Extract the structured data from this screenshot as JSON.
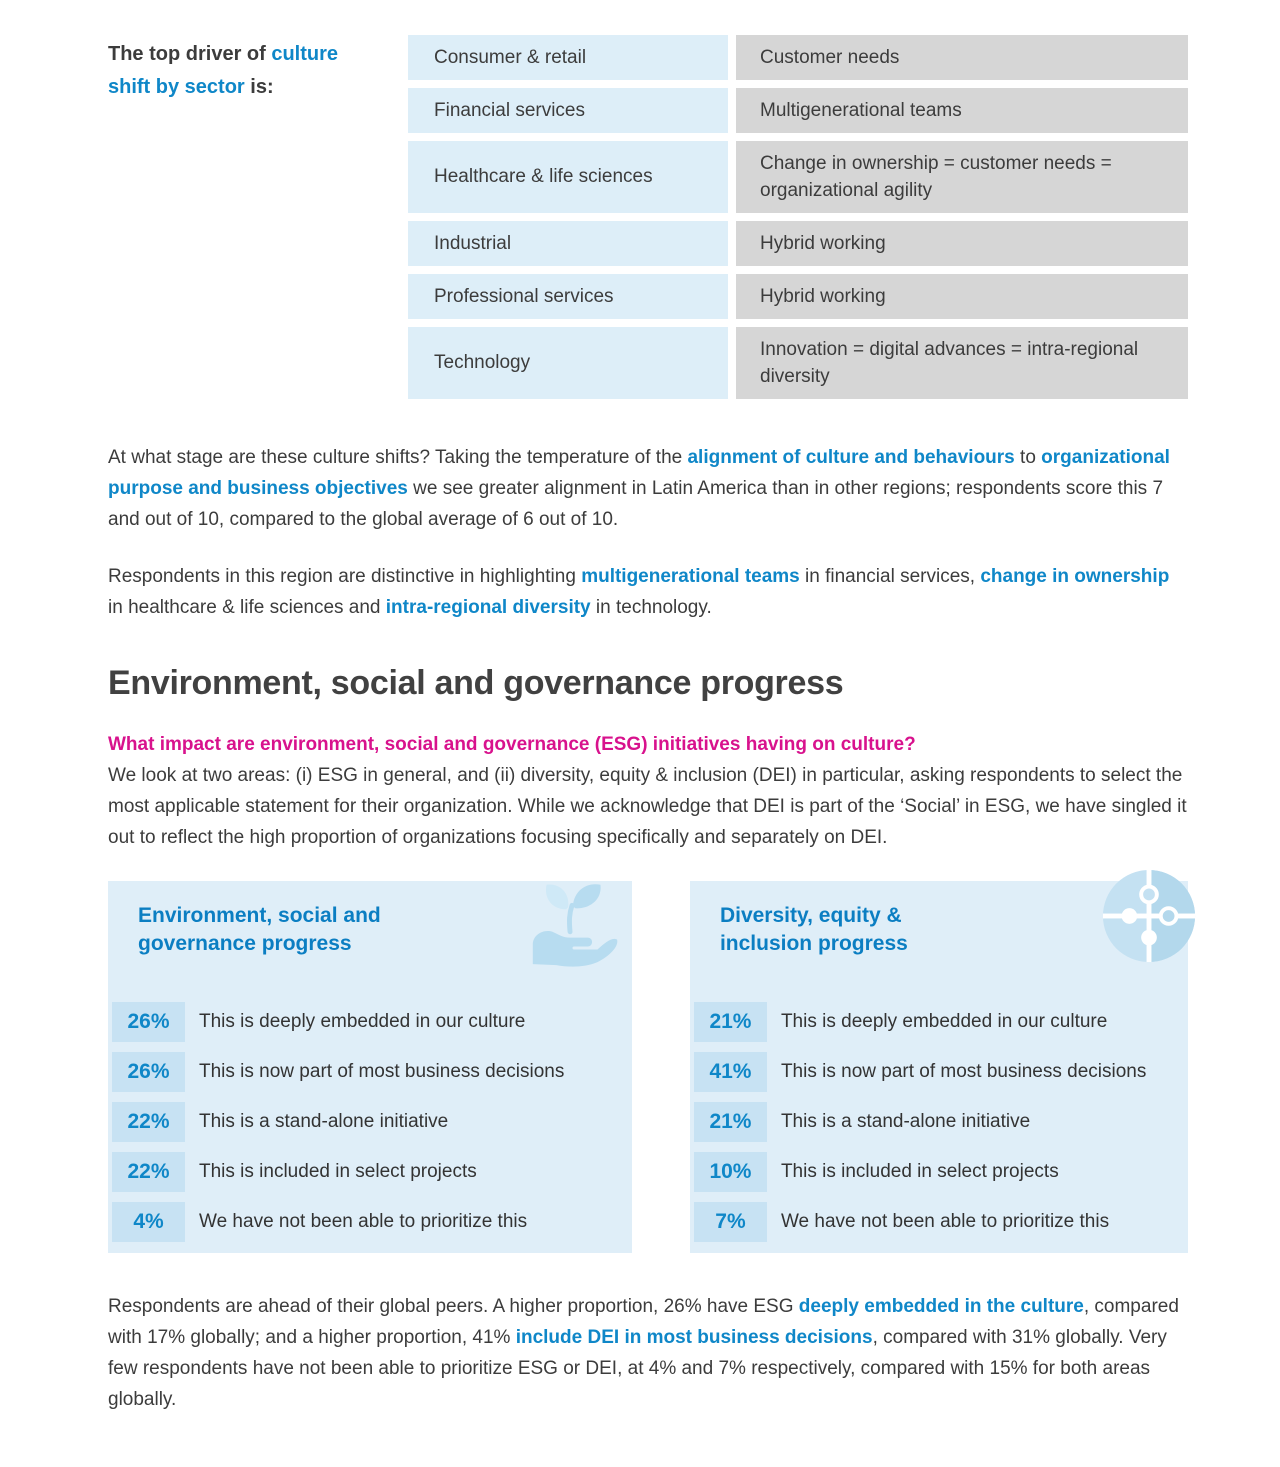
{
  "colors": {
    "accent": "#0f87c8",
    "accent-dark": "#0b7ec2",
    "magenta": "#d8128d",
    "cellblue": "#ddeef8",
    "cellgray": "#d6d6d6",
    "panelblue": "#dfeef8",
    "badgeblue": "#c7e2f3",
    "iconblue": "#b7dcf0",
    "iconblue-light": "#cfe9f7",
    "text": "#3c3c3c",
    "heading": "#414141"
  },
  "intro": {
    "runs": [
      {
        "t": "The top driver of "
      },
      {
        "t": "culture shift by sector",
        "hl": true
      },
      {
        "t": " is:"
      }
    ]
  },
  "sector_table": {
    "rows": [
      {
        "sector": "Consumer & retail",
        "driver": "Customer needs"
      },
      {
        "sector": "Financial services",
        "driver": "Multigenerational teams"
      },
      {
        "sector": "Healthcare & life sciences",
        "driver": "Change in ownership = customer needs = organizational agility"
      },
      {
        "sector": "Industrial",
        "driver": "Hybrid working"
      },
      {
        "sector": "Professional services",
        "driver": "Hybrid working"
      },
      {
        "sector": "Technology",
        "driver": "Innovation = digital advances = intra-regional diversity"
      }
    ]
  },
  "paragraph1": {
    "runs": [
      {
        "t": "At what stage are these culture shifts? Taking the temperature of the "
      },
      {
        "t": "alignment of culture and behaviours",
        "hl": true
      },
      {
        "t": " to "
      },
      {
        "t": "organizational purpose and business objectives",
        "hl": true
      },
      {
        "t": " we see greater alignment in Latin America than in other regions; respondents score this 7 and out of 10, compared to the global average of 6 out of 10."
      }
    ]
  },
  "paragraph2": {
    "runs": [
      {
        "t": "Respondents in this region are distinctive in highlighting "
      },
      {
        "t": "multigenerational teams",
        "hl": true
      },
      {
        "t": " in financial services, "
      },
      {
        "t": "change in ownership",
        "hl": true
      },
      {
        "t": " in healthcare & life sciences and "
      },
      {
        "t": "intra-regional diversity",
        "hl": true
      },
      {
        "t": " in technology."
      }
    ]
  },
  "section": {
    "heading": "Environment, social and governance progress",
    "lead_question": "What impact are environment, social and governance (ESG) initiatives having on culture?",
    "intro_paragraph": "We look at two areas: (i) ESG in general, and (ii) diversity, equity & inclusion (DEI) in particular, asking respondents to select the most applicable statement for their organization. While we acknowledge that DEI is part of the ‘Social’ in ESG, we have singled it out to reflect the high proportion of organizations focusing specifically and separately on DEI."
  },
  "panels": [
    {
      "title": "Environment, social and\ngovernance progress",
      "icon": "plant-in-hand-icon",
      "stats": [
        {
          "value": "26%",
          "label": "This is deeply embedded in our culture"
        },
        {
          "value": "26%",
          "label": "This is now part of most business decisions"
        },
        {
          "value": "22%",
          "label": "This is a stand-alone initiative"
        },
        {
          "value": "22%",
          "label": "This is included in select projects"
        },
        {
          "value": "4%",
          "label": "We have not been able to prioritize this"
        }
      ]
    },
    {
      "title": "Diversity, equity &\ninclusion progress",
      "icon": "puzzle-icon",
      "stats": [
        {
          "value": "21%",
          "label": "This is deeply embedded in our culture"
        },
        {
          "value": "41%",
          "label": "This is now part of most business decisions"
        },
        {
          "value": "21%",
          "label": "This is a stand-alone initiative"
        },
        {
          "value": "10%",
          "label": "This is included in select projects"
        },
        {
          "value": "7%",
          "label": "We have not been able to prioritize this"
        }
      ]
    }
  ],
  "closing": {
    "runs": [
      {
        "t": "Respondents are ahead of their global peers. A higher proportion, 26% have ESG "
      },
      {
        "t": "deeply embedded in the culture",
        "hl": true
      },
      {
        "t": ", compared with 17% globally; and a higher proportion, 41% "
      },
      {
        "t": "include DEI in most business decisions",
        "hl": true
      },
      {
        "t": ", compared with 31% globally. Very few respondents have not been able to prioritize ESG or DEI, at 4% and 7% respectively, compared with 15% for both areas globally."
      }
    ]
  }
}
------------------------------------------------------------
> [Task directions]:
Select every line in the records above that contains the word "most".

> [Correct response]:
    "intro_paragraph": "We look at two areas: (i) ESG in general, and (ii) diversity, equity & inclusion (DEI) in particular, asking respondents to select the most applicable statement for their organization. While we acknowledge that DEI is part of the ‘Social’ in ESG, we have singled it out to reflect the high proportion of organizations focusing specifically and separately on DEI."
          "label": "This is now part of most business decisions"
          "label": "This is now part of most business decisions"
        "t": "include DEI in most business decisions",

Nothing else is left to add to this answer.